>> BEGIN DOCUMENT

Firstly, and most immediately, is the Brexit end-game. The party’s clear resistance to Brexit has been its most important defining feature. It owes it to its supporters to fight as hard as it can to fend Brexit off. But this is looking decidedly tricky. Just how tricky was illustrated last week, when Labour launched its plan for a “caretaker” government under Mr Corbyn to postpone Brexit and the fight a general election. This wrong-footed Jo, who called it out as a cynical ploy too quickly, rather than being non-committal and voicing doubts (a position she has tried to adopt since). This allowed Labour followers to suggest that the party’s top priority was political advantage, not stopping Brexit by any means possible. Fortunately the damage not severe, as potential Tory rebels, essential to the exercise, took up the running. Indeed the move has ricocheted back onto Mr Corbyn, who is having to explain why he is a better choice to lead an interim government than a more neutral figure. It has also allowed Jo to garner extra publicity: many may not have noticed the party had a new leader. But this episode is an indication of the treacherous ground ahead.

The enterprise of stopping Brexit, or even the lesser goal of stopping a no-deal, is almost certainly doomed, however. Mr Johnson’s government views it as an existential crisis for their party, and is willing to play fast and loose with the conventions on which the country’s political processes depends. Mr Corbyn, as I discussed in my previous post, wants the same outcome, albeit without any of his fingerprints. So what happens to the Lib Dems after Brexit? Once out most people, in Britain and the EU, will surely want to move on. Getting back into the Union will be a generational project.

>> END DOCUMENT
>> BEGIN SUPPLIED ENTRIES

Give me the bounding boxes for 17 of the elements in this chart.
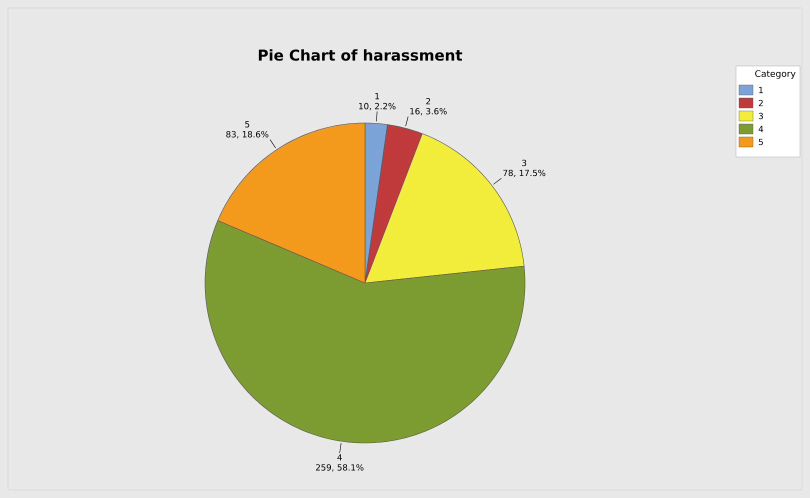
legend-label: 5 bbox=[758, 138, 763, 146]
legend-label: 3 bbox=[758, 112, 763, 120]
legend-label: 4 bbox=[758, 126, 764, 132]
slice-label: 2 bbox=[426, 98, 430, 104]
slice-label: 1 bbox=[375, 93, 380, 100]
legend-label: 2 bbox=[758, 100, 763, 106]
legend-title: Category bbox=[755, 70, 796, 79]
legend-label: 1 bbox=[759, 86, 763, 94]
slice-label: 5 bbox=[245, 121, 250, 128]
data-label: 10, 2.2% bbox=[359, 102, 396, 110]
data-label: 16, 3.6% bbox=[410, 108, 447, 116]
data-label: 259, 58.1% bbox=[316, 464, 364, 472]
chart-title: Pie Chart of harassment bbox=[258, 49, 462, 61]
slice-label: 3 bbox=[522, 160, 526, 166]
data-label: 78, 17.5% bbox=[503, 170, 546, 178]
slice-label: 4 bbox=[337, 454, 342, 461]
data-label: 83, 18.6% bbox=[226, 131, 268, 138]
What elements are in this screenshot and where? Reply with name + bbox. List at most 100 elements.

>> END SUPPLIED ENTRIES

## GOAL
Translate this sentence from the commentary on Brexit into Spanish: "The party’s clear resistance to Brexit has been its most important defining feature."

## SOLUTION
La clara oposición del partido al Brexit ha sido su rasgo definitorio más importante.